Every line below that mentions the word "Jeff" should be copied out.

DATASET EXCERPTS
--- Begin ---

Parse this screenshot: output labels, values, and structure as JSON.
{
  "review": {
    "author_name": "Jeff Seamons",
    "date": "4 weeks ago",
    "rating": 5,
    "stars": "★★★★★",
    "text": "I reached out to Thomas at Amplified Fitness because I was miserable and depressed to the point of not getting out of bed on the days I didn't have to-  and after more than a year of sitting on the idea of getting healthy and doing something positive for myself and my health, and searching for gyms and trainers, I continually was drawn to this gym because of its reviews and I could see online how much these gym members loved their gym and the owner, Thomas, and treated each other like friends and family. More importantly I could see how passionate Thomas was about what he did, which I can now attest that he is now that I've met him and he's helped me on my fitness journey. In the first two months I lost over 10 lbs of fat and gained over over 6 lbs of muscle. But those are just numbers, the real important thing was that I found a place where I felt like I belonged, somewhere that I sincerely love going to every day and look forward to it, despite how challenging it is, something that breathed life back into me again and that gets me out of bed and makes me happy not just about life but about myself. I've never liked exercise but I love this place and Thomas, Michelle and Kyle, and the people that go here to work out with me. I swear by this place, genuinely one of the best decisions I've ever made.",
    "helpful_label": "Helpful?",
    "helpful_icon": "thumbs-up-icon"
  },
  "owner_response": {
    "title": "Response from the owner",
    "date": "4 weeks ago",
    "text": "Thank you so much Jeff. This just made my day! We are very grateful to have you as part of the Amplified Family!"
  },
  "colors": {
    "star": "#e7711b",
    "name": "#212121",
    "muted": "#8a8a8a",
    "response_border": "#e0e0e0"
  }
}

--- End ---

COMPLETE ANSWER
    "author_name": "Jeff Seamons",
    "text": "Thank you so much Jeff. This just made my day! We are very grateful to have you as part of the Amplified Family!"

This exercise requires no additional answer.